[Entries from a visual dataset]

====================

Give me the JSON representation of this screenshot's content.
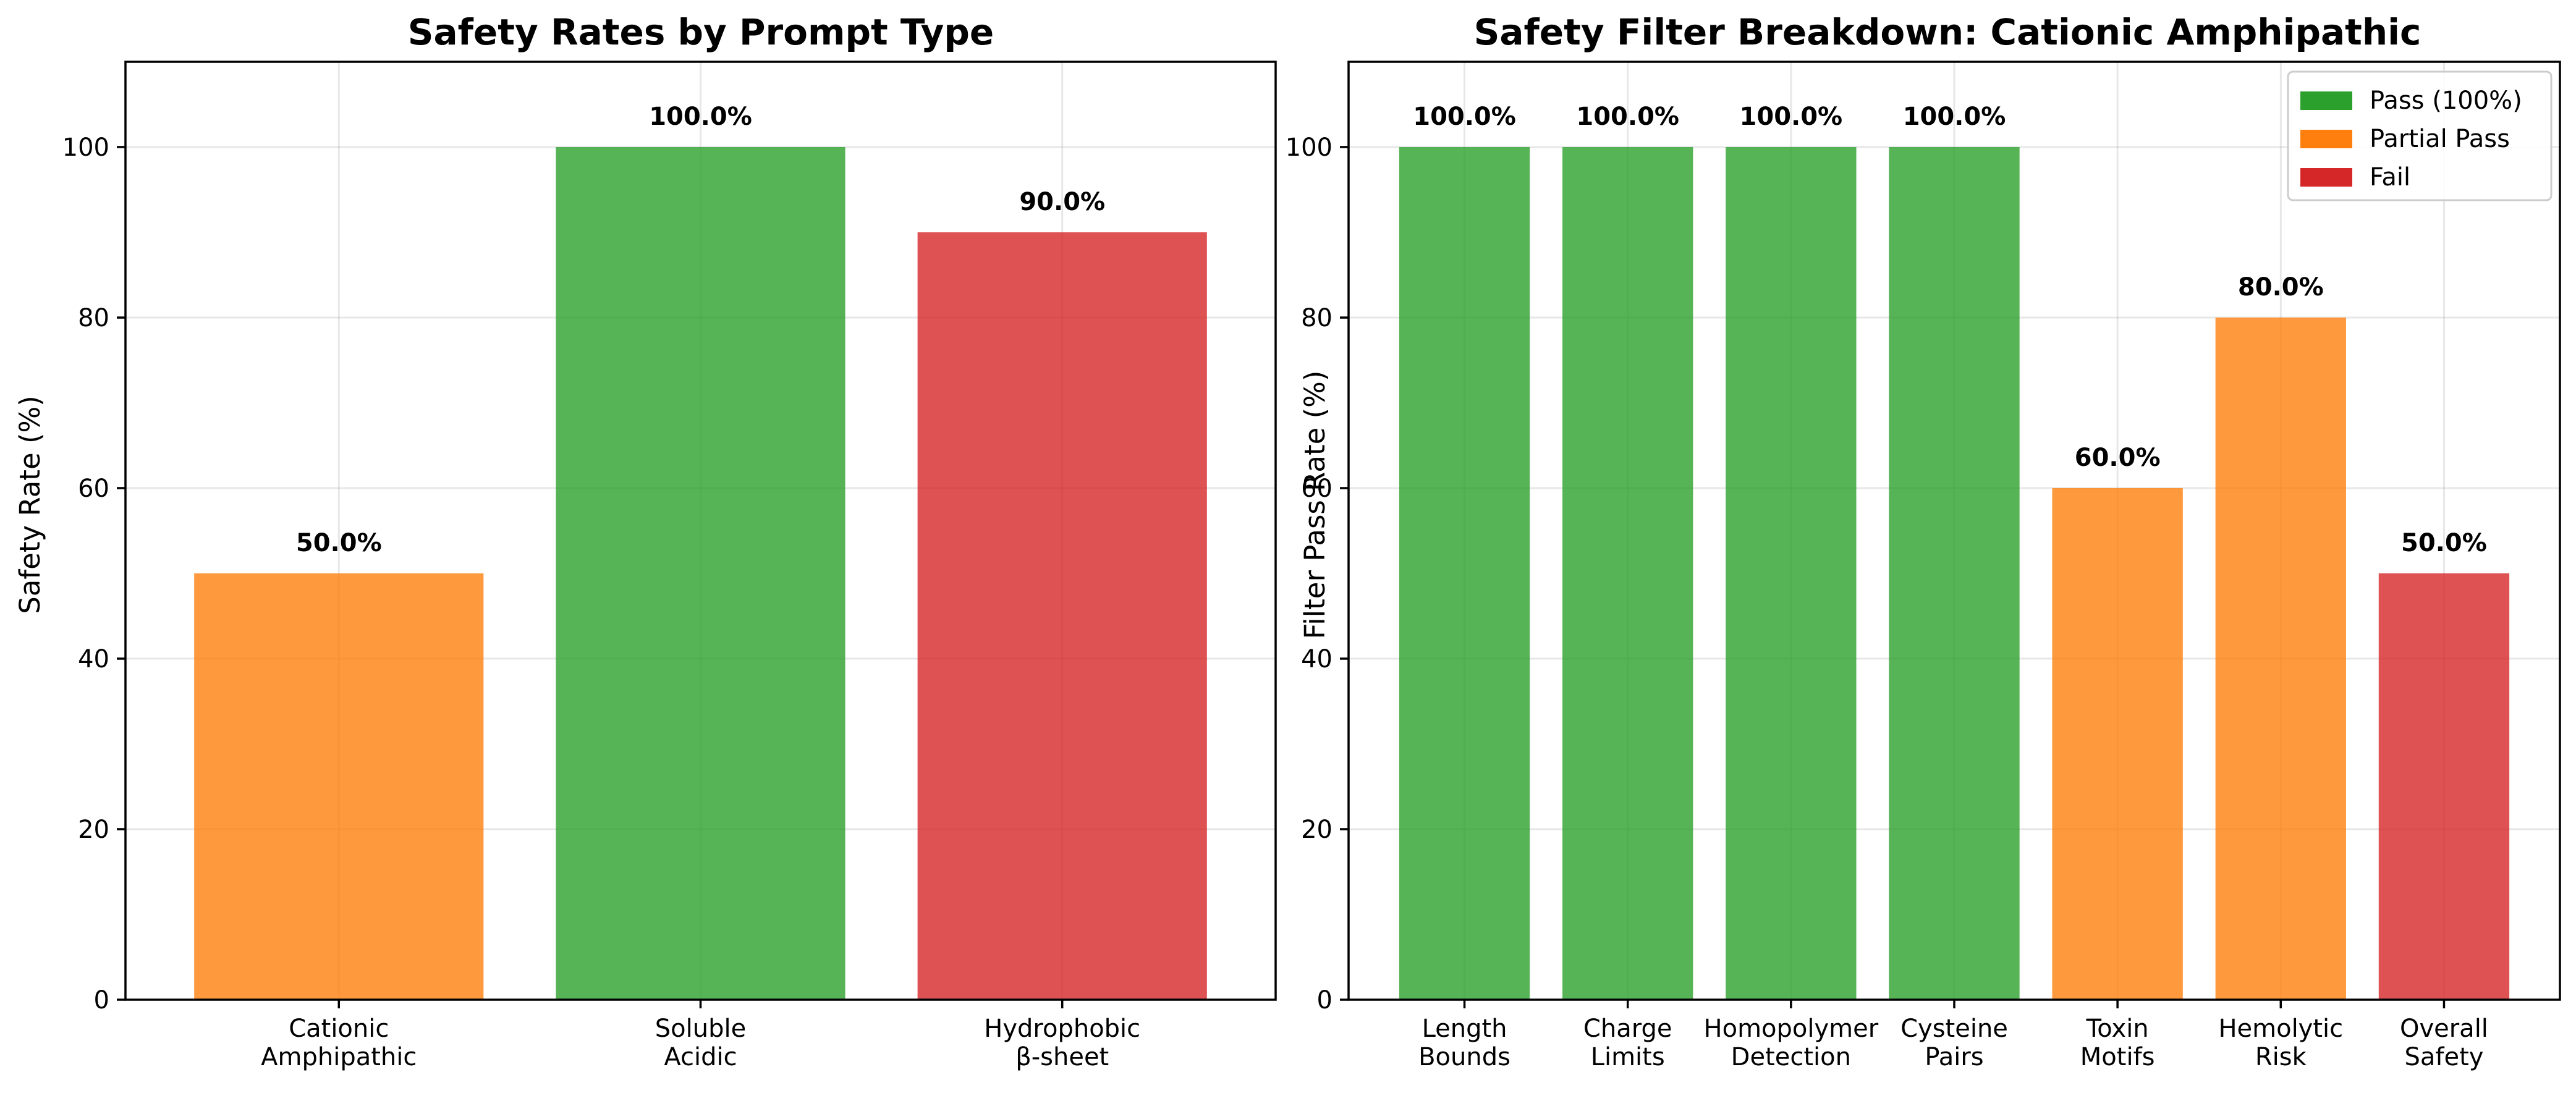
{
  "colors": {
    "pass": "#2ca02c",
    "partial": "#ff7f0e",
    "fail": "#d62728"
  },
  "chart_data": [
    {
      "type": "bar",
      "title": "Safety Rates by Prompt Type",
      "xlabel": "",
      "ylabel": "Safety Rate (%)",
      "ylim": [
        0,
        110
      ],
      "yticks": [
        0,
        20,
        40,
        60,
        80,
        100
      ],
      "grid": true,
      "categories": [
        [
          "Cationic",
          "Amphipathic"
        ],
        [
          "Soluble",
          "Acidic"
        ],
        [
          "Hydrophobic",
          "β-sheet"
        ]
      ],
      "values": [
        50.0,
        100.0,
        90.0
      ],
      "value_labels": [
        "50.0%",
        "100.0%",
        "90.0%"
      ],
      "bar_colors": [
        "#ff7f0e",
        "#2ca02c",
        "#d62728"
      ]
    },
    {
      "type": "bar",
      "title": "Safety Filter Breakdown: Cationic Amphipathic",
      "xlabel": "",
      "ylabel": "Filter Pass Rate (%)",
      "ylim": [
        0,
        110
      ],
      "yticks": [
        0,
        20,
        40,
        60,
        80,
        100
      ],
      "grid": true,
      "categories": [
        [
          "Length",
          "Bounds"
        ],
        [
          "Charge",
          "Limits"
        ],
        [
          "Homopolymer",
          "Detection"
        ],
        [
          "Cysteine",
          "Pairs"
        ],
        [
          "Toxin",
          "Motifs"
        ],
        [
          "Hemolytic",
          "Risk"
        ],
        [
          "Overall",
          "Safety"
        ]
      ],
      "values": [
        100.0,
        100.0,
        100.0,
        100.0,
        60.0,
        80.0,
        50.0
      ],
      "value_labels": [
        "100.0%",
        "100.0%",
        "100.0%",
        "100.0%",
        "60.0%",
        "80.0%",
        "50.0%"
      ],
      "bar_colors": [
        "#2ca02c",
        "#2ca02c",
        "#2ca02c",
        "#2ca02c",
        "#ff7f0e",
        "#ff7f0e",
        "#d62728"
      ],
      "legend": {
        "position": "upper right",
        "entries": [
          {
            "label": "Pass (100%)",
            "color": "#2ca02c"
          },
          {
            "label": "Partial Pass",
            "color": "#ff7f0e"
          },
          {
            "label": "Fail",
            "color": "#d62728"
          }
        ]
      }
    }
  ]
}
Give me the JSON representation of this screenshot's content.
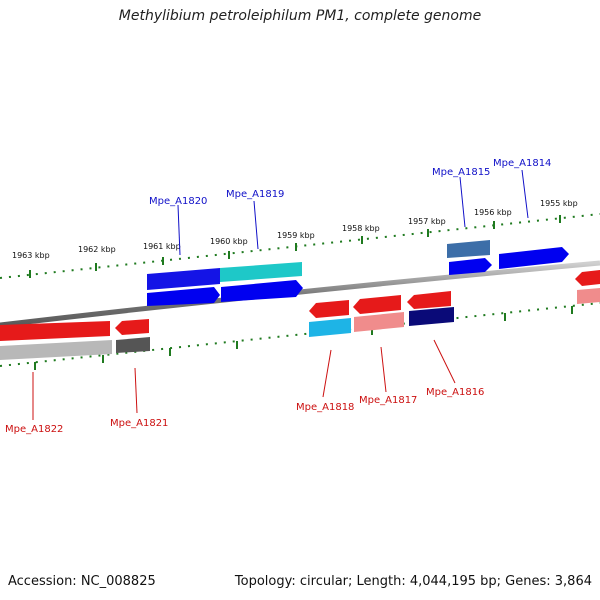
{
  "title": "Methylibium petroleiphilum PM1, complete genome",
  "footer": {
    "accession": "Accession: NC_008825",
    "topology": "Topology: circular; Length: 4,044,195 bp; Genes: 3,864"
  },
  "colors": {
    "backbone": "#8a8a8a",
    "forward_tick": "#1f7a1f",
    "forward_label": "#1010c8",
    "reverse_label": "#cc1010"
  },
  "scale_labels": [
    "1963 kbp",
    "1962 kbp",
    "1961 kbp",
    "1960 kbp",
    "1959 kbp",
    "1958 kbp",
    "1957 kbp",
    "1956 kbp",
    "1955 kbp"
  ],
  "genes": [
    {
      "id": "Mpe_A1822",
      "strand": "-"
    },
    {
      "id": "Mpe_A1821",
      "strand": "-"
    },
    {
      "id": "Mpe_A1820",
      "strand": "+"
    },
    {
      "id": "Mpe_A1819",
      "strand": "+"
    },
    {
      "id": "Mpe_A1818",
      "strand": "-"
    },
    {
      "id": "Mpe_A1817",
      "strand": "-"
    },
    {
      "id": "Mpe_A1816",
      "strand": "-"
    },
    {
      "id": "Mpe_A1815",
      "strand": "+"
    },
    {
      "id": "Mpe_A1814",
      "strand": "+"
    }
  ]
}
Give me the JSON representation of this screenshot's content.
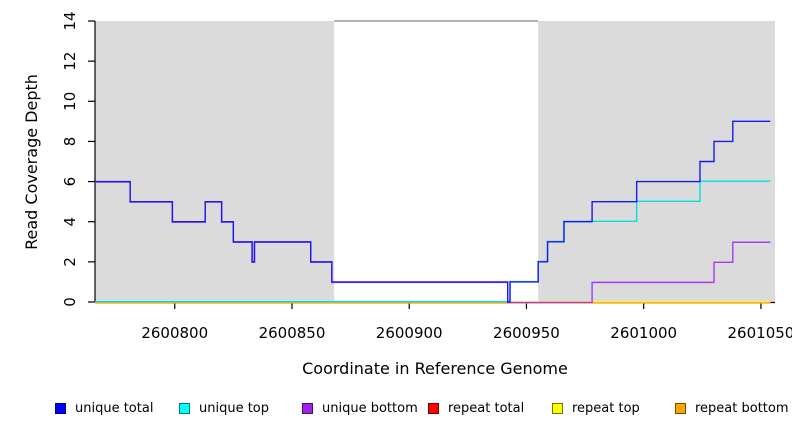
{
  "chart_data": {
    "type": "line",
    "subtype": "step",
    "title": "",
    "xlabel": "Coordinate in Reference Genome",
    "ylabel": "Read Coverage Depth",
    "xlim": [
      2600766,
      2601056
    ],
    "ylim": [
      0,
      14
    ],
    "x_ticks": [
      2600800,
      2600850,
      2600900,
      2600950,
      2601000,
      2601050
    ],
    "y_ticks": [
      0,
      2,
      4,
      6,
      8,
      10,
      12,
      14
    ],
    "grid": false,
    "background_color": "#ffffff",
    "shaded_regions": [
      {
        "name": "left-shaded-region",
        "x0": 2600766,
        "x1": 2600868,
        "color": "#DBDBDB"
      },
      {
        "name": "right-shaded-region",
        "x0": 2600955,
        "x1": 2601056,
        "color": "#DBDBDB"
      }
    ],
    "gap_boundary_line": {
      "x0": 2600868,
      "x1": 2600955,
      "y": 14,
      "color": "#999999"
    },
    "series": [
      {
        "name": "repeat total",
        "color": "#E00000",
        "points": [
          [
            2600766,
            0
          ],
          [
            2601054,
            0
          ]
        ]
      },
      {
        "name": "repeat top",
        "color": "#FFFF00",
        "points": [
          [
            2600766,
            0
          ],
          [
            2601054,
            0
          ]
        ]
      },
      {
        "name": "repeat bottom",
        "color": "#FFA000",
        "points": [
          [
            2600766,
            0
          ],
          [
            2601054,
            0
          ]
        ]
      },
      {
        "name": "unique bottom",
        "color": "#A93BEC",
        "points": [
          [
            2600766,
            6
          ],
          [
            2600781,
            5
          ],
          [
            2600799,
            4
          ],
          [
            2600813,
            5
          ],
          [
            2600820,
            4
          ],
          [
            2600825,
            3
          ],
          [
            2600833,
            2
          ],
          [
            2600834,
            3
          ],
          [
            2600858,
            2
          ],
          [
            2600867,
            1
          ],
          [
            2600942,
            0
          ],
          [
            2600978,
            1
          ],
          [
            2601030,
            2
          ],
          [
            2601038,
            3
          ],
          [
            2601054,
            3
          ]
        ]
      },
      {
        "name": "unique top",
        "color": "#00E0E0",
        "points": [
          [
            2600766,
            0
          ],
          [
            2600943,
            1
          ],
          [
            2600955,
            2
          ],
          [
            2600959,
            3
          ],
          [
            2600966,
            4
          ],
          [
            2600997,
            5
          ],
          [
            2601024,
            6
          ],
          [
            2601054,
            6
          ]
        ]
      },
      {
        "name": "unique total",
        "color": "#1A1AEF",
        "points": [
          [
            2600766,
            6
          ],
          [
            2600781,
            5
          ],
          [
            2600799,
            4
          ],
          [
            2600813,
            5
          ],
          [
            2600820,
            4
          ],
          [
            2600825,
            3
          ],
          [
            2600833,
            2
          ],
          [
            2600834,
            3
          ],
          [
            2600858,
            2
          ],
          [
            2600867,
            1
          ],
          [
            2600942,
            0
          ],
          [
            2600943,
            1
          ],
          [
            2600955,
            2
          ],
          [
            2600959,
            3
          ],
          [
            2600966,
            4
          ],
          [
            2600978,
            5
          ],
          [
            2600997,
            6
          ],
          [
            2601024,
            7
          ],
          [
            2601030,
            8
          ],
          [
            2601038,
            9
          ],
          [
            2601054,
            9
          ]
        ]
      }
    ],
    "legend": {
      "position": "bottom",
      "items": [
        {
          "label": "unique total",
          "color": "#0000FF"
        },
        {
          "label": "unique top",
          "color": "#00FFFF"
        },
        {
          "label": "unique bottom",
          "color": "#A020F0"
        },
        {
          "label": "repeat total",
          "color": "#FF0000"
        },
        {
          "label": "repeat top",
          "color": "#FFFF00"
        },
        {
          "label": "repeat bottom",
          "color": "#FFA500"
        }
      ]
    }
  }
}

====================

Activity:
State how many lines of the records above contain "Cationic", with no words besides the number.

Expected answer:
2